PROBLEM =>
Collect each line holding the string "STERNA".

(Data entries)
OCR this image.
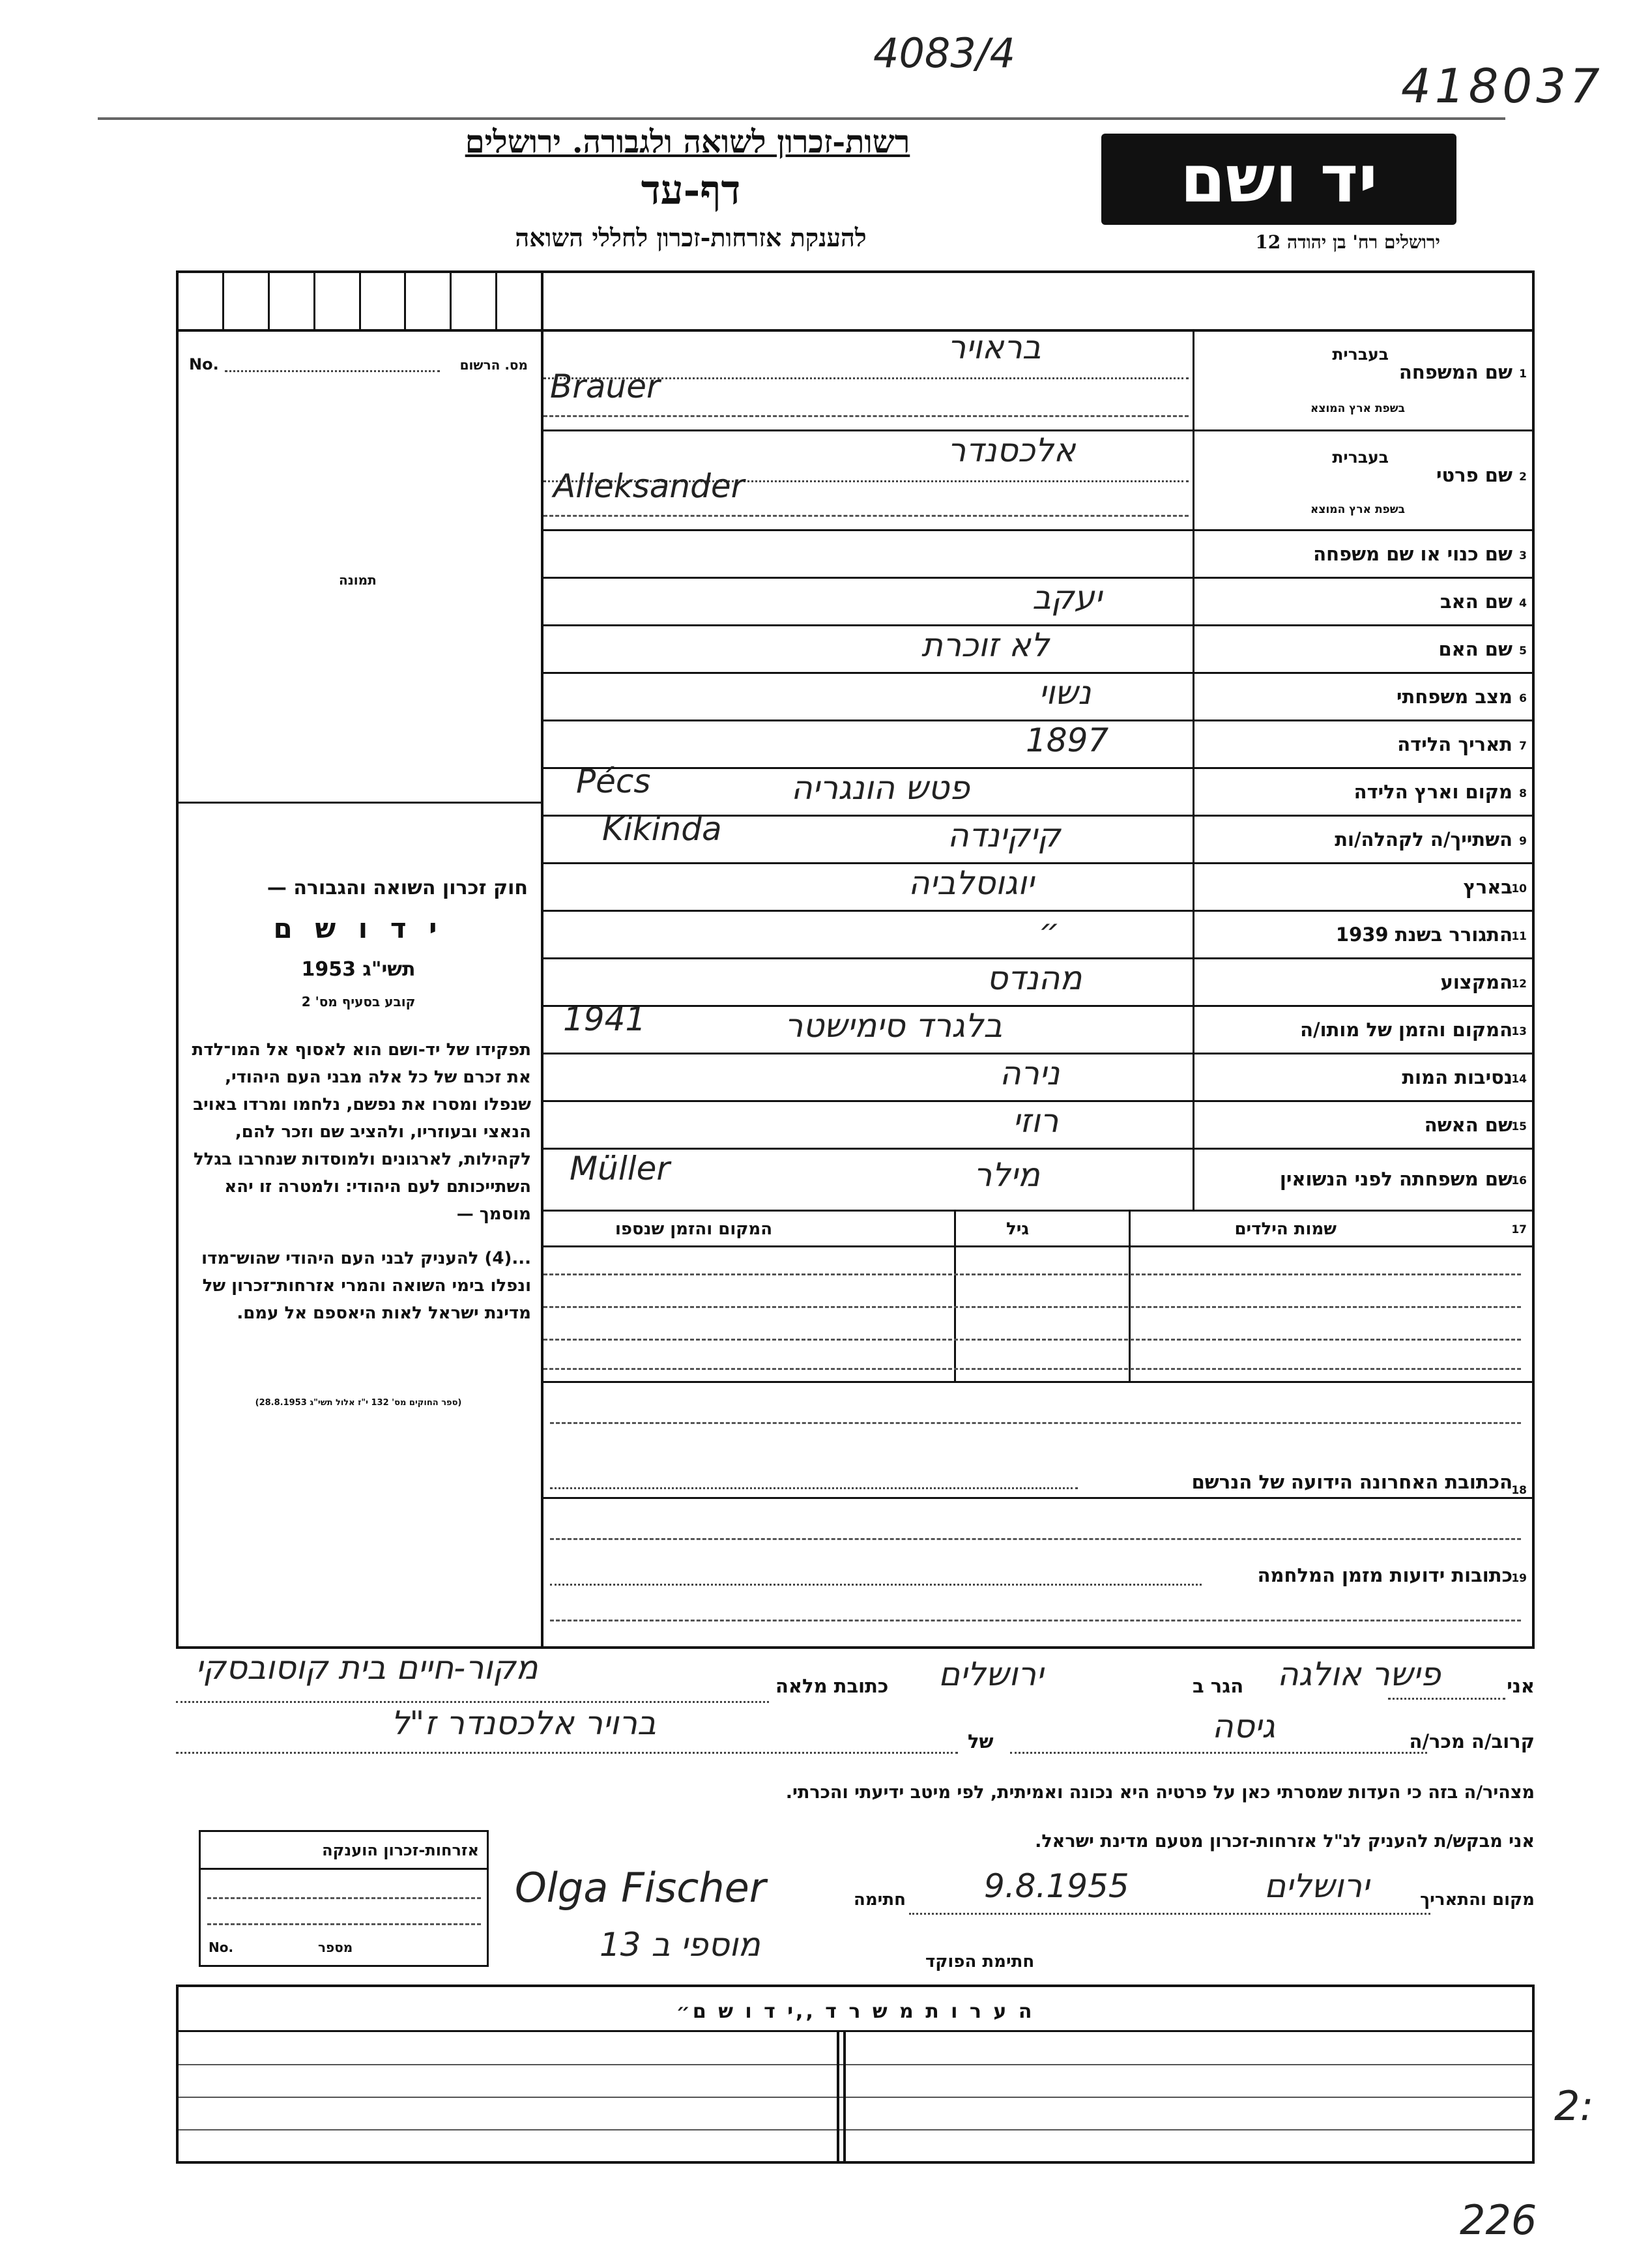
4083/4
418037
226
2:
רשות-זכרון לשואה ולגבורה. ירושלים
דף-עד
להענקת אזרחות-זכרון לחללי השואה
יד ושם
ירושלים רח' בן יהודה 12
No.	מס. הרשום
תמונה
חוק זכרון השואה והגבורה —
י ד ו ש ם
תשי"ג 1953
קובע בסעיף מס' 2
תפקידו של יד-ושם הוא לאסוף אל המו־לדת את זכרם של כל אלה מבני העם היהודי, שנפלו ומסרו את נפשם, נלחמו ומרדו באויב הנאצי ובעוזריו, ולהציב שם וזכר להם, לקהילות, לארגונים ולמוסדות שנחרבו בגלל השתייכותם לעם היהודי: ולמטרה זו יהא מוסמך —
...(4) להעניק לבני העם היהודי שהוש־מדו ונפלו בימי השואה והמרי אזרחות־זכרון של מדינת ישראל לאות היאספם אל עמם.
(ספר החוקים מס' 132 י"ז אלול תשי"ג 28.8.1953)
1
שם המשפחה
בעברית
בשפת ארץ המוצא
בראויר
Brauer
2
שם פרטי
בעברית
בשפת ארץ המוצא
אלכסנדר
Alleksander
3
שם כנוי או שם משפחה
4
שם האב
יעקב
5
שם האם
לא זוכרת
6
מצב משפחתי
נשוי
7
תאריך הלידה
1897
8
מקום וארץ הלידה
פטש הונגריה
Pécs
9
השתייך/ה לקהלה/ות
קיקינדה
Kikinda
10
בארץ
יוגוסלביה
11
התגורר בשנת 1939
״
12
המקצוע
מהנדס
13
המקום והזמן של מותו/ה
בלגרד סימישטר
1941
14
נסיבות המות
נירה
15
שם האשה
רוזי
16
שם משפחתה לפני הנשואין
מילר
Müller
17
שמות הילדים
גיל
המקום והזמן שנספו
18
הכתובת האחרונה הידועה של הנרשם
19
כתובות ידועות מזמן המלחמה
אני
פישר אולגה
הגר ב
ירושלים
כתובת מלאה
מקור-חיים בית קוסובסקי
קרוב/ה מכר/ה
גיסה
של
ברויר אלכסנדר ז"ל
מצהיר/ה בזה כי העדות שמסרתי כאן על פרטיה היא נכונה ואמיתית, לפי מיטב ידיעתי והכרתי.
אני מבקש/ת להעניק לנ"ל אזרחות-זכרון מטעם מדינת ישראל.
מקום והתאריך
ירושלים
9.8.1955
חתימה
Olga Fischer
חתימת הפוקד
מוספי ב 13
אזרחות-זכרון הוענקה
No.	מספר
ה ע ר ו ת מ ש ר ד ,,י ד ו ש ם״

==

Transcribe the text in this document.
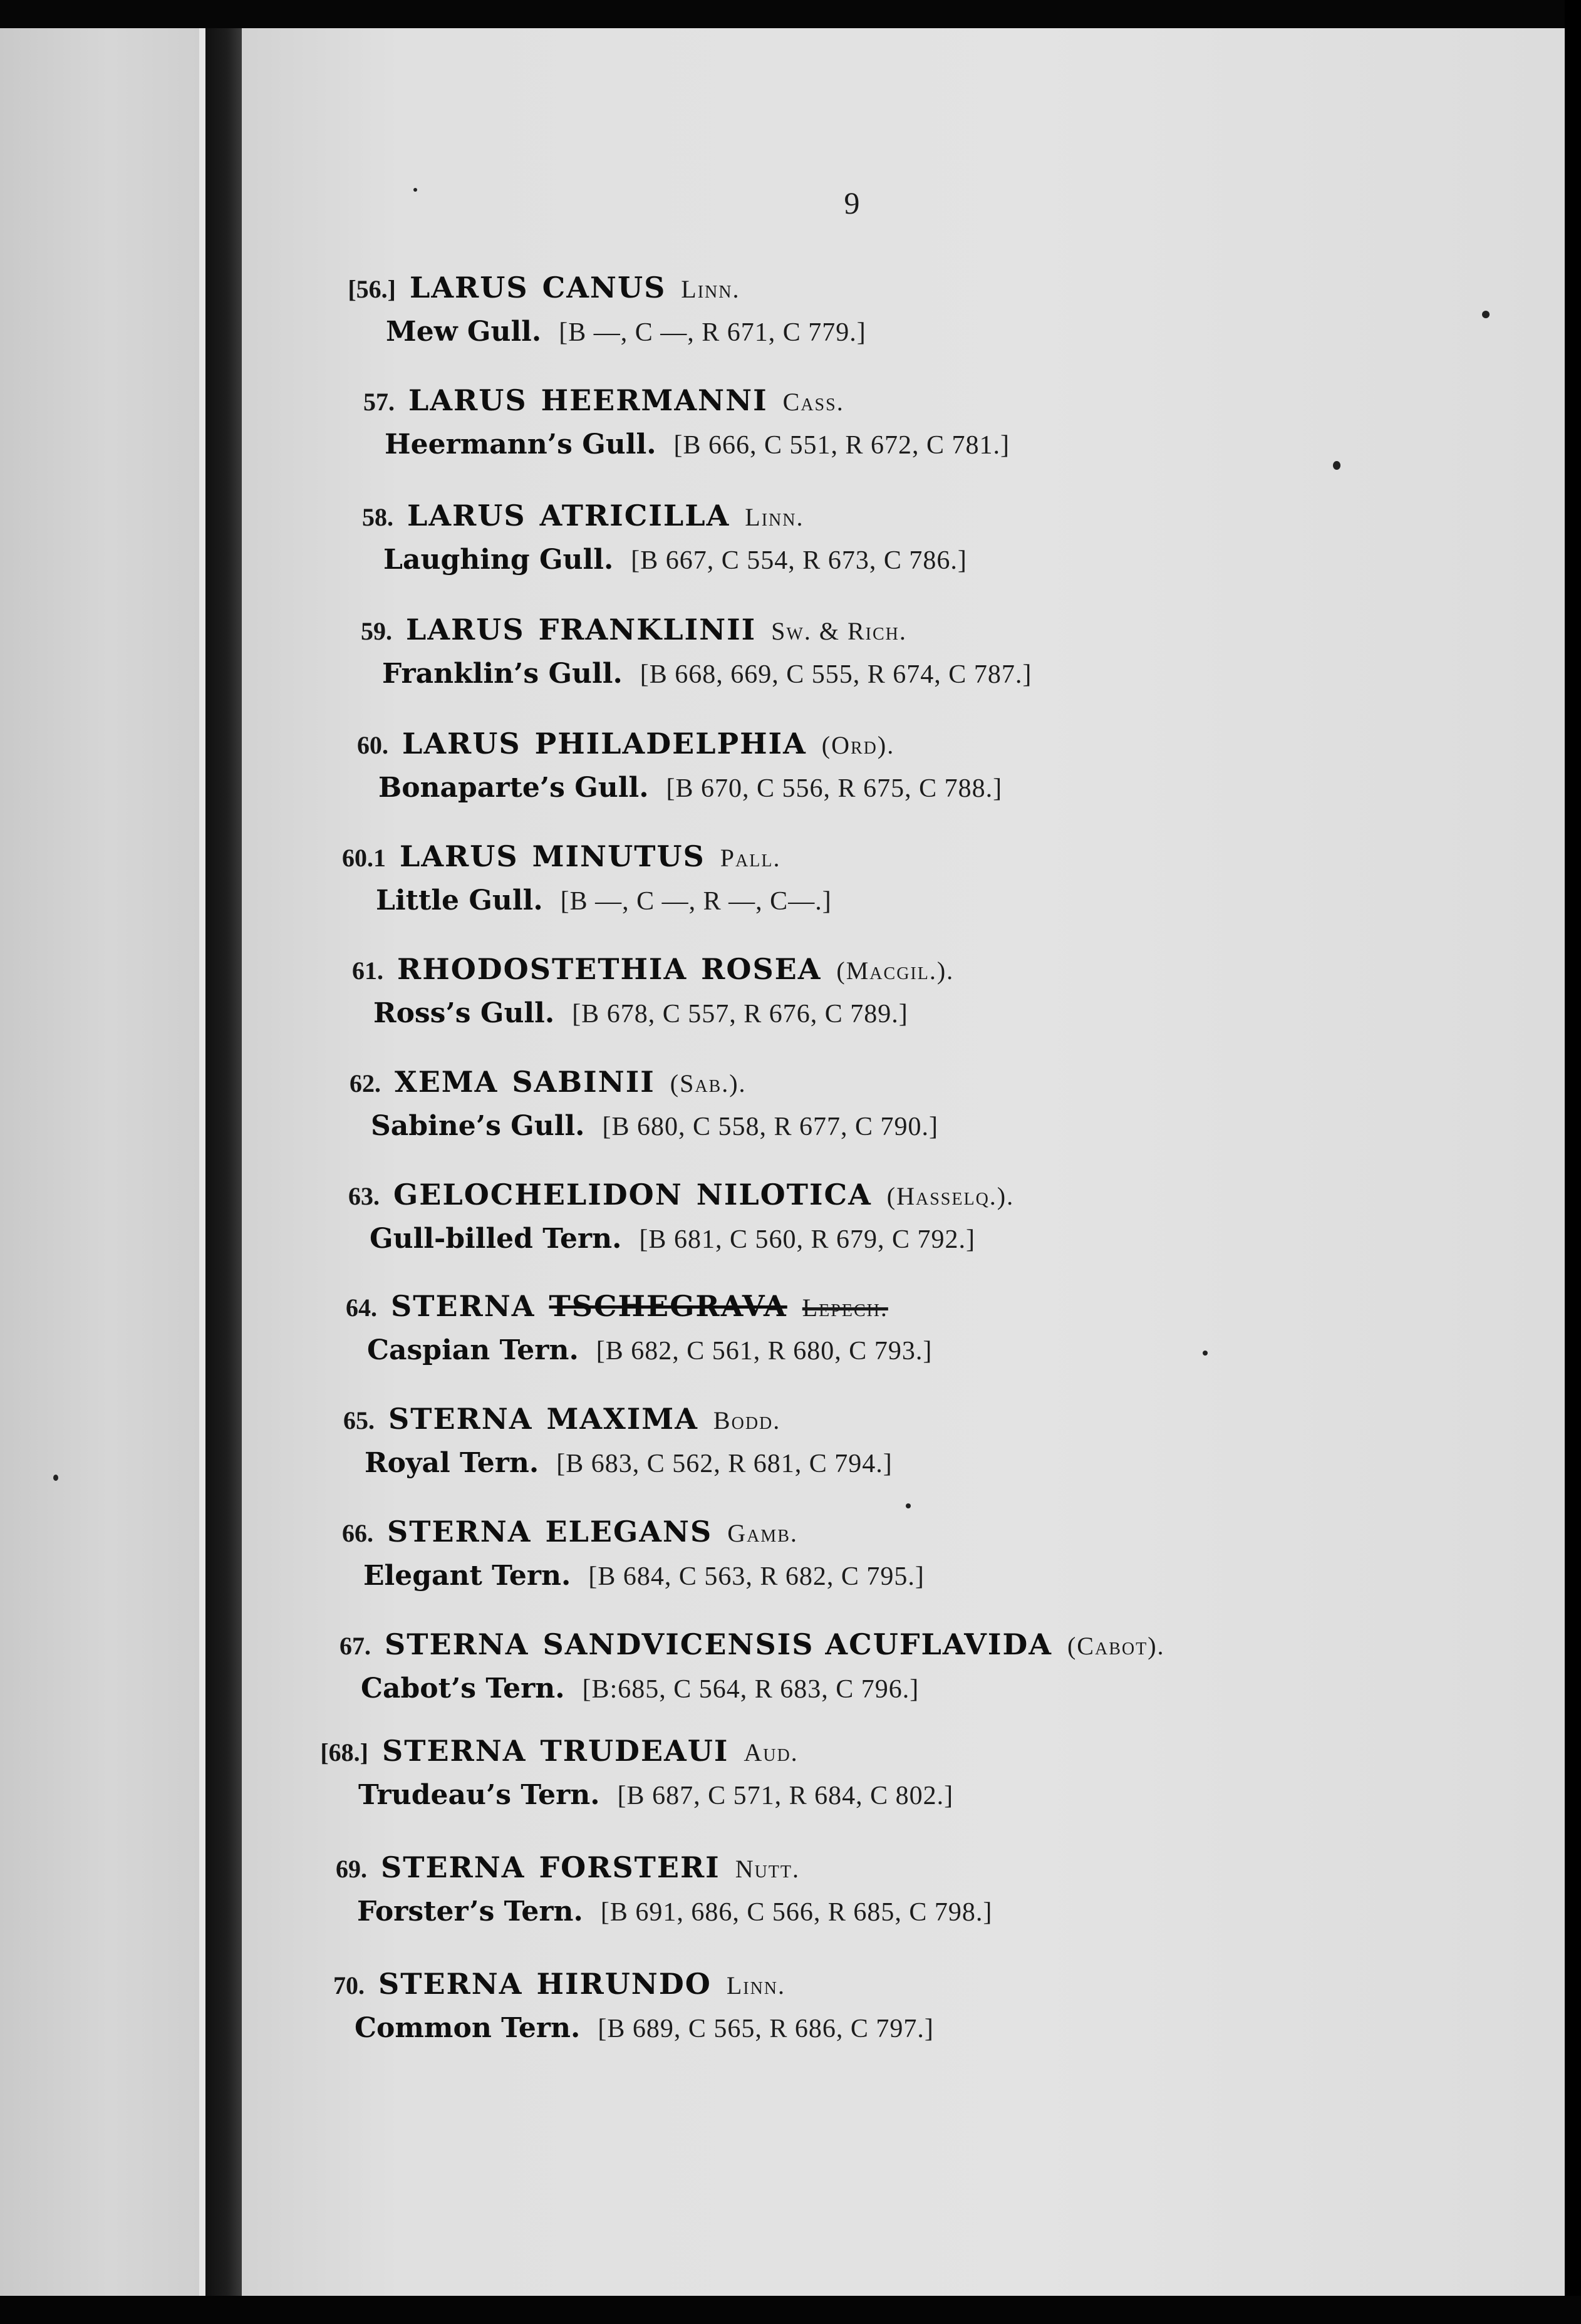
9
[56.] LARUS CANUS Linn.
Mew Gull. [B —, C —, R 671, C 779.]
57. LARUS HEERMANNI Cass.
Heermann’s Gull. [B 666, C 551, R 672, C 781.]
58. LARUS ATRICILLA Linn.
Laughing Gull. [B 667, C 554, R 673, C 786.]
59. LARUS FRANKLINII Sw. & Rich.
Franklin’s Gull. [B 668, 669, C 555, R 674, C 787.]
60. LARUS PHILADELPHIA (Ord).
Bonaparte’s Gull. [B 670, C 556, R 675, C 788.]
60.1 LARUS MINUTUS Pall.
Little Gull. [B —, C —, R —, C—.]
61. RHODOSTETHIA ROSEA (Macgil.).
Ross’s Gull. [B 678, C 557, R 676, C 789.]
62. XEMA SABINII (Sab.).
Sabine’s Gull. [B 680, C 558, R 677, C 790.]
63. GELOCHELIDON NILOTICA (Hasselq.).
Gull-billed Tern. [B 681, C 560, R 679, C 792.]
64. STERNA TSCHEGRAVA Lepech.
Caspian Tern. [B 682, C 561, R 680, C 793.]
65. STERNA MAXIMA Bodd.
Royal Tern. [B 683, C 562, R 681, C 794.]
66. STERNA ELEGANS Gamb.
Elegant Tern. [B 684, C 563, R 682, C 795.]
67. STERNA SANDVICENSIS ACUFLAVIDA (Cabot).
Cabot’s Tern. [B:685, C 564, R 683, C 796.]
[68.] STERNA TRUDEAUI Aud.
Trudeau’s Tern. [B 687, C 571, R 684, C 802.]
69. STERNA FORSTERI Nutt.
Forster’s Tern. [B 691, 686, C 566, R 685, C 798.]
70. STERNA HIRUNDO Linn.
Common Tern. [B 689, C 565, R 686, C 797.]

WRITTEN SOLUTION =>
64. STERNA TSCHEGRAVA Lepech.
65. STERNA MAXIMA Bodd.
66. STERNA ELEGANS Gamb.
67. STERNA SANDVICENSIS ACUFLAVIDA (Cabot).
[68.] STERNA TRUDEAUI Aud.
69. STERNA FORSTERI Nutt.
70. STERNA HIRUNDO Linn.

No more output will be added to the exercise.